Pictures are not part of the copy; repeat everything else in the records exactly.
------------------------------------------------------------
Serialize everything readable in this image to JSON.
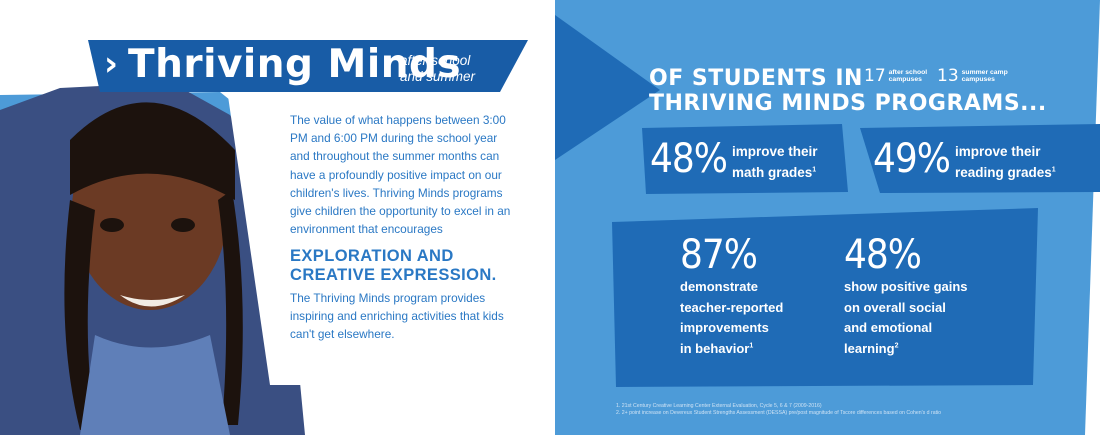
{
  "title": {
    "arrow_glyph": "›",
    "main": "Thriving Minds",
    "sub_line1": "after-school",
    "sub_line2": "and summer"
  },
  "intro": {
    "paragraph1": "The value of what happens between 3:00 PM and 6:00 PM during the school year and throughout the summer months can have a profoundly positive impact on our children's lives. Thriving Minds programs give children the opportunity to excel in an environment that encourages",
    "highlight_line1": "EXPLORATION AND",
    "highlight_line2": "CREATIVE EXPRESSION.",
    "paragraph2": "The Thriving Minds program provides inspiring and enriching activities that kids can't get elsewhere."
  },
  "stats_header": {
    "line1": "OF STUDENTS IN",
    "line2": "THRIVING MINDS PROGRAMS..."
  },
  "campuses": [
    {
      "number": "17",
      "label_line1": "after school",
      "label_line2": "campuses"
    },
    {
      "number": "13",
      "label_line1": "summer camp",
      "label_line2": "campuses"
    }
  ],
  "stats": [
    {
      "value": "48%",
      "label_line1": "improve their",
      "label_line2": "math grades",
      "footnote": "1"
    },
    {
      "value": "49%",
      "label_line1": "improve their",
      "label_line2": "reading grades",
      "footnote": "1"
    },
    {
      "value": "87%",
      "label_line1": "demonstrate",
      "label_line2": "teacher-reported",
      "label_line3": "improvements",
      "label_line4": "in behavior",
      "footnote": "1"
    },
    {
      "value": "48%",
      "label_line1": "show positive gains",
      "label_line2": "on overall social",
      "label_line3": "and emotional",
      "label_line4": "learning",
      "footnote": "2"
    }
  ],
  "footnotes": [
    "1. 21st Century Creative Learning Center External Evaluation, Cycle 5, 6 & 7 (2009-2016)",
    "2. 2+ point increase on Devereux Student Strengths Assessment (DESSA) pre/post magnitude of Tscore differences based on Cohen's d ratio"
  ],
  "colors": {
    "light_blue": "#4d9bd8",
    "mid_blue": "#1f6bb6",
    "dark_blue": "#185ca6",
    "white": "#ffffff",
    "text_blue": "#2a78c4"
  }
}
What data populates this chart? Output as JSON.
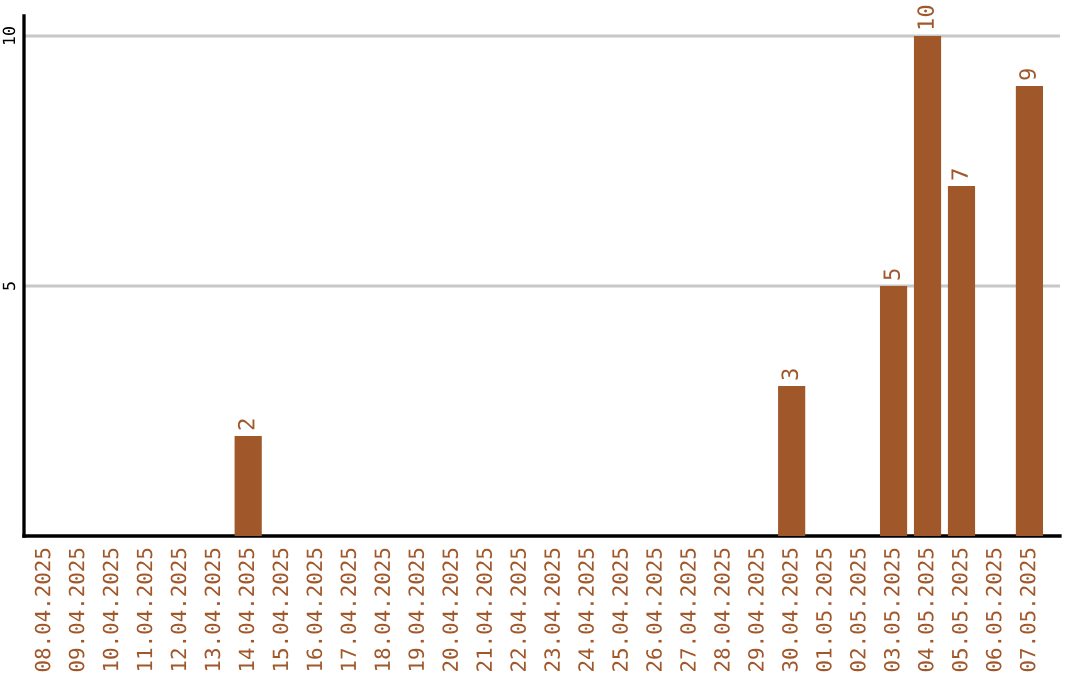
{
  "chart_data": {
    "type": "bar",
    "categories": [
      "08.04.2025",
      "09.04.2025",
      "10.04.2025",
      "11.04.2025",
      "12.04.2025",
      "13.04.2025",
      "14.04.2025",
      "15.04.2025",
      "16.04.2025",
      "17.04.2025",
      "18.04.2025",
      "19.04.2025",
      "20.04.2025",
      "21.04.2025",
      "22.04.2025",
      "23.04.2025",
      "24.04.2025",
      "25.04.2025",
      "26.04.2025",
      "27.04.2025",
      "28.04.2025",
      "29.04.2025",
      "30.04.2025",
      "01.05.2025",
      "02.05.2025",
      "03.05.2025",
      "04.05.2025",
      "05.05.2025",
      "06.05.2025",
      "07.05.2025"
    ],
    "values": [
      0,
      0,
      0,
      0,
      0,
      0,
      2,
      0,
      0,
      0,
      0,
      0,
      0,
      0,
      0,
      0,
      0,
      0,
      0,
      0,
      0,
      0,
      3,
      0,
      0,
      5,
      10,
      7,
      0,
      9
    ],
    "value_labels": [
      null,
      null,
      null,
      null,
      null,
      null,
      "2",
      null,
      null,
      null,
      null,
      null,
      null,
      null,
      null,
      null,
      null,
      null,
      null,
      null,
      null,
      null,
      "3",
      null,
      null,
      "5",
      "10",
      "7",
      null,
      "9"
    ],
    "color": "#a0572a",
    "ylim": [
      0,
      10.4
    ],
    "yticks": [
      5,
      10
    ],
    "grid": "y",
    "legend": false
  }
}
------------------------------------------------------------
**SOLUTION FOR THIS TASK**
Serialize everything readable in this image to JSON.
{
  "title": {
    "arrow_glyph": "›",
    "main": "Thriving Minds",
    "sub_line1": "after-school",
    "sub_line2": "and summer"
  },
  "intro": {
    "paragraph1": "The value of what happens between 3:00 PM and 6:00 PM during the school year and throughout the summer months can have a profoundly positive impact on our children's lives. Thriving Minds programs give children the opportunity to excel in an environment that encourages",
    "highlight_line1": "EXPLORATION AND",
    "highlight_line2": "CREATIVE EXPRESSION.",
    "paragraph2": "The Thriving Minds program provides inspiring and enriching activities that kids can't get elsewhere."
  },
  "stats_header": {
    "line1": "OF STUDENTS IN",
    "line2": "THRIVING MINDS PROGRAMS..."
  },
  "campuses": [
    {
      "number": "17",
      "label_line1": "after school",
      "label_line2": "campuses"
    },
    {
      "number": "13",
      "label_line1": "summer camp",
      "label_line2": "campuses"
    }
  ],
  "stats": [
    {
      "value": "48%",
      "label_line1": "improve their",
      "label_line2": "math grades",
      "footnote": "1"
    },
    {
      "value": "49%",
      "label_line1": "improve their",
      "label_line2": "reading grades",
      "footnote": "1"
    },
    {
      "value": "87%",
      "label_line1": "demonstrate",
      "label_line2": "teacher-reported",
      "label_line3": "improvements",
      "label_line4": "in behavior",
      "footnote": "1"
    },
    {
      "value": "48%",
      "label_line1": "show positive gains",
      "label_line2": "on overall social",
      "label_line3": "and emotional",
      "label_line4": "learning",
      "footnote": "2"
    }
  ],
  "footnotes": [
    "1. 21st Century Creative Learning Center External Evaluation, Cycle 5, 6 & 7 (2009-2016)",
    "2. 2+ point increase on Devereux Student Strengths Assessment (DESSA) pre/post magnitude of Tscore differences based on Cohen's d ratio"
  ],
  "colors": {
    "light_blue": "#4d9bd8",
    "mid_blue": "#1f6bb6",
    "dark_blue": "#185ca6",
    "white": "#ffffff",
    "text_blue": "#2a78c4"
  }
}
What data populates this chart? Output as JSON.
{
  "chart_data": {
    "type": "bar",
    "categories": [
      "08.04.2025",
      "09.04.2025",
      "10.04.2025",
      "11.04.2025",
      "12.04.2025",
      "13.04.2025",
      "14.04.2025",
      "15.04.2025",
      "16.04.2025",
      "17.04.2025",
      "18.04.2025",
      "19.04.2025",
      "20.04.2025",
      "21.04.2025",
      "22.04.2025",
      "23.04.2025",
      "24.04.2025",
      "25.04.2025",
      "26.04.2025",
      "27.04.2025",
      "28.04.2025",
      "29.04.2025",
      "30.04.2025",
      "01.05.2025",
      "02.05.2025",
      "03.05.2025",
      "04.05.2025",
      "05.05.2025",
      "06.05.2025",
      "07.05.2025"
    ],
    "values": [
      0,
      0,
      0,
      0,
      0,
      0,
      2,
      0,
      0,
      0,
      0,
      0,
      0,
      0,
      0,
      0,
      0,
      0,
      0,
      0,
      0,
      0,
      3,
      0,
      0,
      5,
      10,
      7,
      0,
      9
    ],
    "value_labels": [
      null,
      null,
      null,
      null,
      null,
      null,
      "2",
      null,
      null,
      null,
      null,
      null,
      null,
      null,
      null,
      null,
      null,
      null,
      null,
      null,
      null,
      null,
      "3",
      null,
      null,
      "5",
      "10",
      "7",
      null,
      "9"
    ],
    "color": "#a0572a",
    "ylim": [
      0,
      10.4
    ],
    "yticks": [
      5,
      10
    ],
    "grid": "y",
    "legend": false
  }
}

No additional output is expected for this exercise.